WRITTEN REQUEST:
Sift the listing for lines that hold the string "object" and pull them out.

DATA SECTION:
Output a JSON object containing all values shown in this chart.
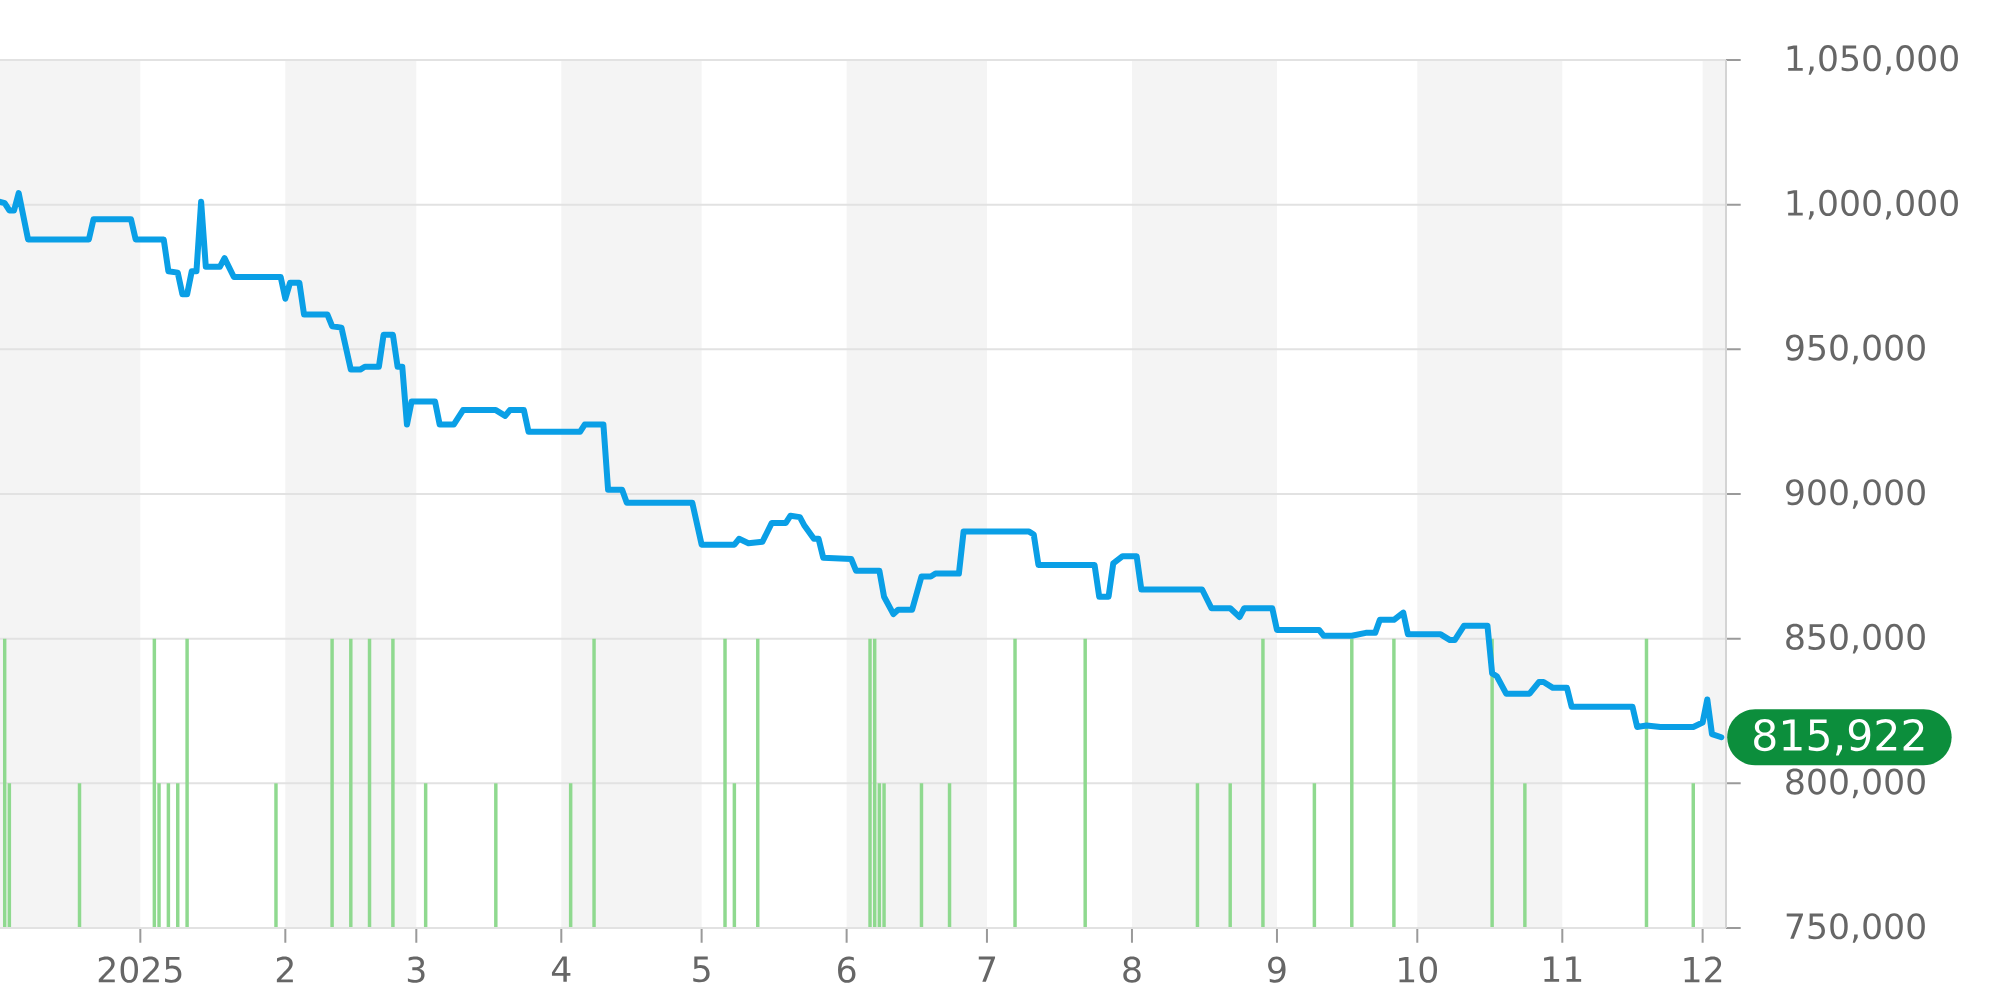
{
  "chart_data": {
    "type": "line",
    "xlim": [
      "2024-12-02",
      "2025-12-06"
    ],
    "ylim": [
      750000,
      1050000
    ],
    "xticks": [
      {
        "value": "2025-01-01",
        "label": "2025"
      },
      {
        "value": "2025-02-01",
        "label": "2"
      },
      {
        "value": "2025-03-01",
        "label": "3"
      },
      {
        "value": "2025-04-01",
        "label": "4"
      },
      {
        "value": "2025-05-01",
        "label": "5"
      },
      {
        "value": "2025-06-01",
        "label": "6"
      },
      {
        "value": "2025-07-01",
        "label": "7"
      },
      {
        "value": "2025-08-01",
        "label": "8"
      },
      {
        "value": "2025-09-01",
        "label": "9"
      },
      {
        "value": "2025-10-01",
        "label": "10"
      },
      {
        "value": "2025-11-01",
        "label": "11"
      },
      {
        "value": "2025-12-01",
        "label": "12"
      }
    ],
    "yticks": [
      {
        "value": 750000,
        "label": "750,000"
      },
      {
        "value": 800000,
        "label": "800,000"
      },
      {
        "value": 850000,
        "label": "850,000"
      },
      {
        "value": 900000,
        "label": "900,000"
      },
      {
        "value": 950000,
        "label": "950,000"
      },
      {
        "value": 1000000,
        "label": "1,000,000"
      },
      {
        "value": 1050000,
        "label": "1,050,000"
      }
    ],
    "grid": "y",
    "bands": [
      {
        "axis": "x",
        "from": "2024-12-02",
        "to": "2025-01-01",
        "color": "#f4f4f4"
      },
      {
        "axis": "x",
        "from": "2025-02-01",
        "to": "2025-03-01",
        "color": "#f4f4f4"
      },
      {
        "axis": "x",
        "from": "2025-04-01",
        "to": "2025-05-01",
        "color": "#f4f4f4"
      },
      {
        "axis": "x",
        "from": "2025-06-01",
        "to": "2025-07-01",
        "color": "#f4f4f4"
      },
      {
        "axis": "x",
        "from": "2025-08-01",
        "to": "2025-09-01",
        "color": "#f4f4f4"
      },
      {
        "axis": "x",
        "from": "2025-10-01",
        "to": "2025-11-01",
        "color": "#f4f4f4"
      },
      {
        "axis": "x",
        "from": "2025-12-01",
        "to": "2025-12-06",
        "color": "#f4f4f4"
      }
    ],
    "annotations": [
      {
        "text": "815,922",
        "x": "2025-12-05",
        "y": 815922
      }
    ],
    "series": [
      {
        "color": "#0a9fe6",
        "x": [
          "2024-12-02",
          "2024-12-03",
          "2024-12-04",
          "2024-12-05",
          "2024-12-06",
          "2024-12-08",
          "2024-12-21",
          "2024-12-22",
          "2024-12-30",
          "2024-12-31",
          "2025-01-06",
          "2025-01-07",
          "2025-01-09",
          "2025-01-10",
          "2025-01-11",
          "2025-01-12",
          "2025-01-13",
          "2025-01-14",
          "2025-01-15",
          "2025-01-18",
          "2025-01-19",
          "2025-01-21",
          "2025-01-31",
          "2025-02-01",
          "2025-02-02",
          "2025-02-04",
          "2025-02-05",
          "2025-02-10",
          "2025-02-11",
          "2025-02-13",
          "2025-02-15",
          "2025-02-17",
          "2025-02-18",
          "2025-02-21",
          "2025-02-22",
          "2025-02-24",
          "2025-02-25",
          "2025-02-26",
          "2025-02-27",
          "2025-02-28",
          "2025-03-05",
          "2025-03-06",
          "2025-03-09",
          "2025-03-11",
          "2025-03-18",
          "2025-03-20",
          "2025-03-21",
          "2025-03-24",
          "2025-03-25",
          "2025-04-05",
          "2025-04-06",
          "2025-04-10",
          "2025-04-11",
          "2025-04-14",
          "2025-04-15",
          "2025-04-29",
          "2025-05-01",
          "2025-05-08",
          "2025-05-09",
          "2025-05-11",
          "2025-05-14",
          "2025-05-16",
          "2025-05-19",
          "2025-05-20",
          "2025-05-22",
          "2025-05-23",
          "2025-05-25",
          "2025-05-26",
          "2025-05-27",
          "2025-06-02",
          "2025-06-03",
          "2025-06-08",
          "2025-06-09",
          "2025-06-11",
          "2025-06-12",
          "2025-06-15",
          "2025-06-17",
          "2025-06-19",
          "2025-06-20",
          "2025-06-25",
          "2025-06-26",
          "2025-07-10",
          "2025-07-11",
          "2025-07-12",
          "2025-07-24",
          "2025-07-25",
          "2025-07-27",
          "2025-07-28",
          "2025-07-30",
          "2025-08-02",
          "2025-08-03",
          "2025-08-16",
          "2025-08-18",
          "2025-08-22",
          "2025-08-24",
          "2025-08-25",
          "2025-08-31",
          "2025-09-01",
          "2025-09-10",
          "2025-09-11",
          "2025-09-17",
          "2025-09-20",
          "2025-09-22",
          "2025-09-23",
          "2025-09-26",
          "2025-09-28",
          "2025-09-29",
          "2025-10-06",
          "2025-10-08",
          "2025-10-09",
          "2025-10-11",
          "2025-10-16",
          "2025-10-17",
          "2025-10-18",
          "2025-10-20",
          "2025-10-25",
          "2025-10-27",
          "2025-10-28",
          "2025-10-30",
          "2025-11-02",
          "2025-11-03",
          "2025-11-16",
          "2025-11-17",
          "2025-11-19",
          "2025-11-22",
          "2025-11-29",
          "2025-12-01",
          "2025-12-02",
          "2025-12-03",
          "2025-12-05"
        ],
        "values": [
          1001000,
          1000500,
          998000,
          998000,
          1004000,
          988000,
          988000,
          995000,
          995000,
          988000,
          988000,
          977000,
          976500,
          969000,
          969000,
          977000,
          977000,
          1001000,
          978500,
          978500,
          981500,
          975000,
          975000,
          967500,
          973000,
          973000,
          962000,
          962000,
          958000,
          957500,
          943000,
          943000,
          944000,
          944000,
          955000,
          955000,
          944000,
          944000,
          924000,
          932000,
          932000,
          924000,
          924000,
          929000,
          929000,
          927000,
          929000,
          929000,
          921500,
          921500,
          924000,
          924000,
          901500,
          901500,
          897000,
          897000,
          882500,
          882500,
          884500,
          883000,
          883500,
          890000,
          890000,
          892500,
          892000,
          889000,
          884500,
          884500,
          878000,
          877500,
          873500,
          873500,
          864500,
          858500,
          860000,
          860000,
          871500,
          871500,
          872500,
          872500,
          887000,
          887000,
          886000,
          875500,
          875500,
          864500,
          864500,
          876000,
          878500,
          878500,
          867000,
          867000,
          860500,
          860500,
          857500,
          860500,
          860500,
          853000,
          853000,
          851000,
          851000,
          852000,
          852000,
          856500,
          856500,
          859000,
          851500,
          851500,
          849500,
          849500,
          854500,
          854500,
          838000,
          837000,
          831000,
          831000,
          835000,
          835000,
          833000,
          833000,
          826500,
          826500,
          819500,
          820000,
          819500,
          819500,
          821000,
          829000,
          817000,
          815922
        ]
      },
      {
        "type": "bar",
        "color": "#8fd98f",
        "x": [
          "2024-12-03",
          "2024-12-04",
          "2024-12-19",
          "2025-01-04",
          "2025-01-05",
          "2025-01-07",
          "2025-01-09",
          "2025-01-11",
          "2025-01-30",
          "2025-02-11",
          "2025-02-15",
          "2025-02-19",
          "2025-02-24",
          "2025-03-03",
          "2025-03-18",
          "2025-04-03",
          "2025-04-08",
          "2025-05-06",
          "2025-05-08",
          "2025-05-13",
          "2025-06-06",
          "2025-06-07",
          "2025-06-08",
          "2025-06-09",
          "2025-06-17",
          "2025-06-23",
          "2025-07-07",
          "2025-07-22",
          "2025-08-15",
          "2025-08-22",
          "2025-08-29",
          "2025-09-09",
          "2025-09-17",
          "2025-09-26",
          "2025-10-17",
          "2025-10-24",
          "2025-11-19",
          "2025-11-29"
        ],
        "values": [
          850000,
          800000,
          800000,
          850000,
          800000,
          800000,
          800000,
          850000,
          800000,
          850000,
          850000,
          850000,
          850000,
          800000,
          800000,
          800000,
          850000,
          850000,
          800000,
          850000,
          850000,
          850000,
          800000,
          800000,
          800000,
          800000,
          850000,
          850000,
          800000,
          800000,
          850000,
          800000,
          850000,
          850000,
          850000,
          800000,
          850000,
          800000
        ]
      }
    ]
  }
}
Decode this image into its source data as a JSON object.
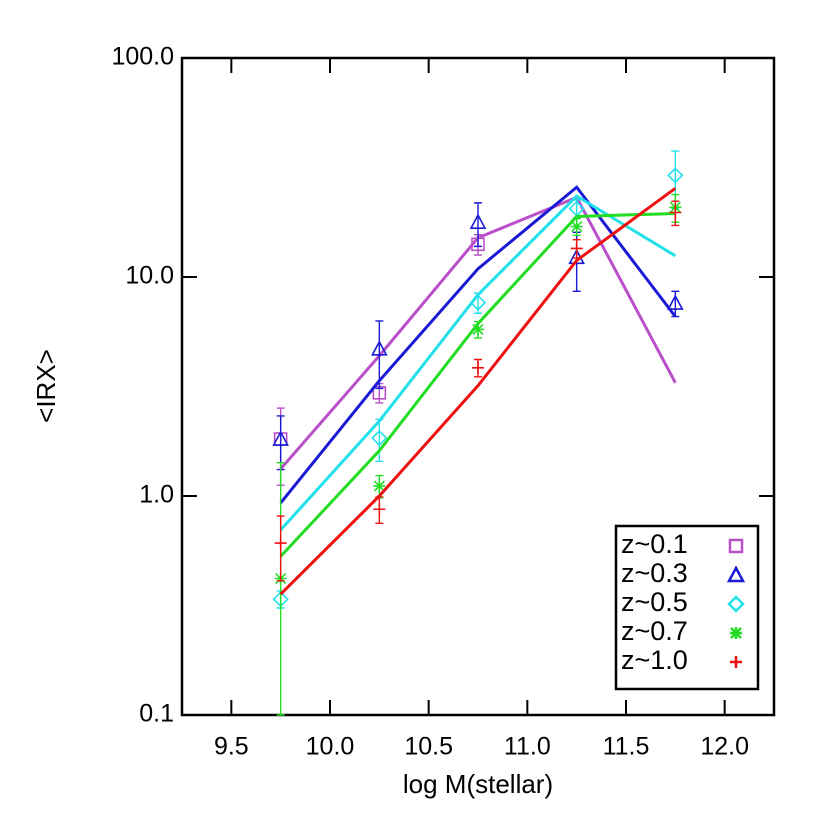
{
  "chart_data": {
    "type": "scatter",
    "xlabel": "log M(stellar)",
    "ylabel": "<IRX>",
    "x": [
      9.75,
      10.25,
      10.75,
      11.25,
      11.75
    ],
    "xlim": [
      9.25,
      12.25
    ],
    "xticks": [
      9.5,
      {
        "value": 10,
        "label": "10.0"
      },
      10.5,
      {
        "value": 11,
        "label": "11.0"
      },
      11.5,
      {
        "value": 12,
        "label": "12.0"
      }
    ],
    "ylim": [
      0.1,
      100
    ],
    "yticks": [
      0.1,
      {
        "value": 1,
        "label": "1.0"
      },
      {
        "value": 10,
        "label": "10.0"
      },
      {
        "value": 100,
        "label": "100.0"
      }
    ],
    "ylog": true,
    "legend": "lower right",
    "series": [
      {
        "name": "z~0.1",
        "color": "#b94fc9",
        "marker": "square",
        "values": [
          1.82,
          2.96,
          14.1,
          null,
          null
        ],
        "errors": [
          0.7,
          0.3,
          1.5,
          null,
          null
        ],
        "model": [
          1.33,
          4.37,
          15.1,
          23.1,
          3.29
        ]
      },
      {
        "name": "z~0.3",
        "color": "#1a1ad6",
        "marker": "triangle",
        "values": [
          1.82,
          4.7,
          17.8,
          12.3,
          7.6
        ],
        "errors": [
          0.5,
          1.6,
          4,
          3.7,
          1.0
        ],
        "model": [
          0.93,
          3.36,
          10.9,
          25.7,
          6.6
        ]
      },
      {
        "name": "z~0.5",
        "color": "#22e0ea",
        "marker": "diamond",
        "values": [
          0.338,
          1.84,
          7.63,
          20.5,
          29.1
        ],
        "errors": [
          0.03,
          0.4,
          0.8,
          2,
          8.5
        ],
        "model": [
          0.7,
          2.2,
          8.3,
          23.4,
          12.5
        ]
      },
      {
        "name": "z~0.7",
        "color": "#22dd22",
        "marker": "asterisk",
        "values": [
          0.42,
          1.11,
          5.76,
          17.0,
          20.8
        ],
        "errors": [
          1.0,
          0.13,
          0.5,
          1.5,
          3
        ],
        "model": [
          0.53,
          1.61,
          6.13,
          18.9,
          19.5
        ]
      },
      {
        "name": "z~1.0",
        "color": "#ee1111",
        "marker": "plus",
        "values": [
          0.61,
          0.87,
          3.85,
          13.5,
          19.7
        ],
        "errors": [
          0.2,
          0.12,
          0.35,
          1.3,
          2.5
        ],
        "model": [
          0.356,
          1.0,
          3.19,
          11.9,
          25.4
        ]
      }
    ]
  }
}
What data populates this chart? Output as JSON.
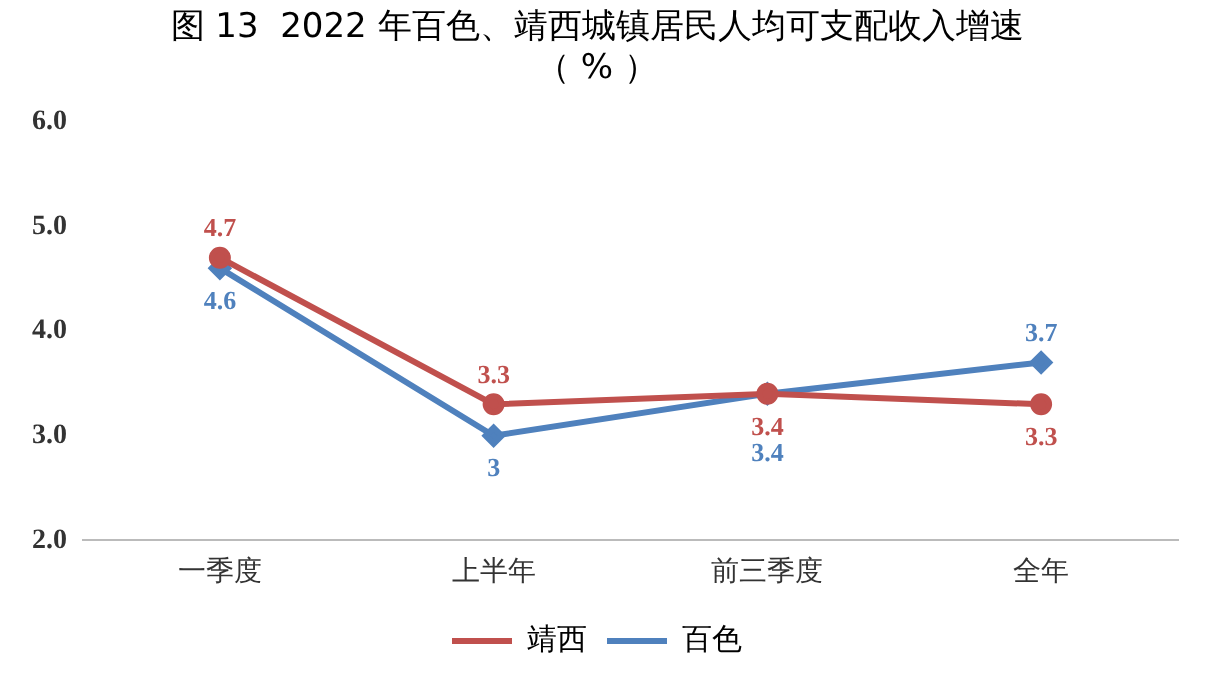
{
  "chart_data": {
    "type": "line",
    "title": [
      "图 13  2022 年百色、靖西城镇居民人均可支配收入增速",
      "（ % ）"
    ],
    "categories": [
      "一季度",
      "上半年",
      "前三季度",
      "全年"
    ],
    "series": [
      {
        "name": "靖西",
        "color": "#c0504d",
        "values": [
          4.7,
          3.3,
          3.4,
          3.3
        ],
        "marker": "circle"
      },
      {
        "name": "百色",
        "color": "#4f81bd",
        "values": [
          4.6,
          3,
          3.4,
          3.7
        ],
        "marker": "diamond"
      }
    ],
    "ylim": [
      2,
      6
    ],
    "yticks": [
      {
        "value": 2,
        "label": "2.0"
      },
      {
        "value": 3,
        "label": "3.0"
      },
      {
        "value": 4,
        "label": "4.0"
      },
      {
        "value": 5,
        "label": "5.0"
      },
      {
        "value": 6,
        "label": "6.0"
      }
    ],
    "grid": false,
    "legend": "bottom",
    "data_labels": true
  }
}
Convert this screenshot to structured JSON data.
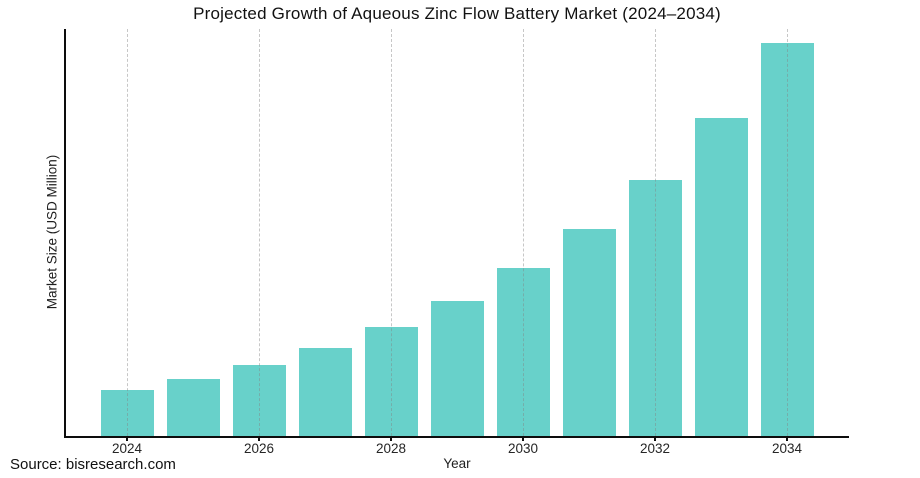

SOLUTION TO THE PROBLEM:
Output a JSON object containing all values shown in this chart.
Decode this image into its source data as a JSON object.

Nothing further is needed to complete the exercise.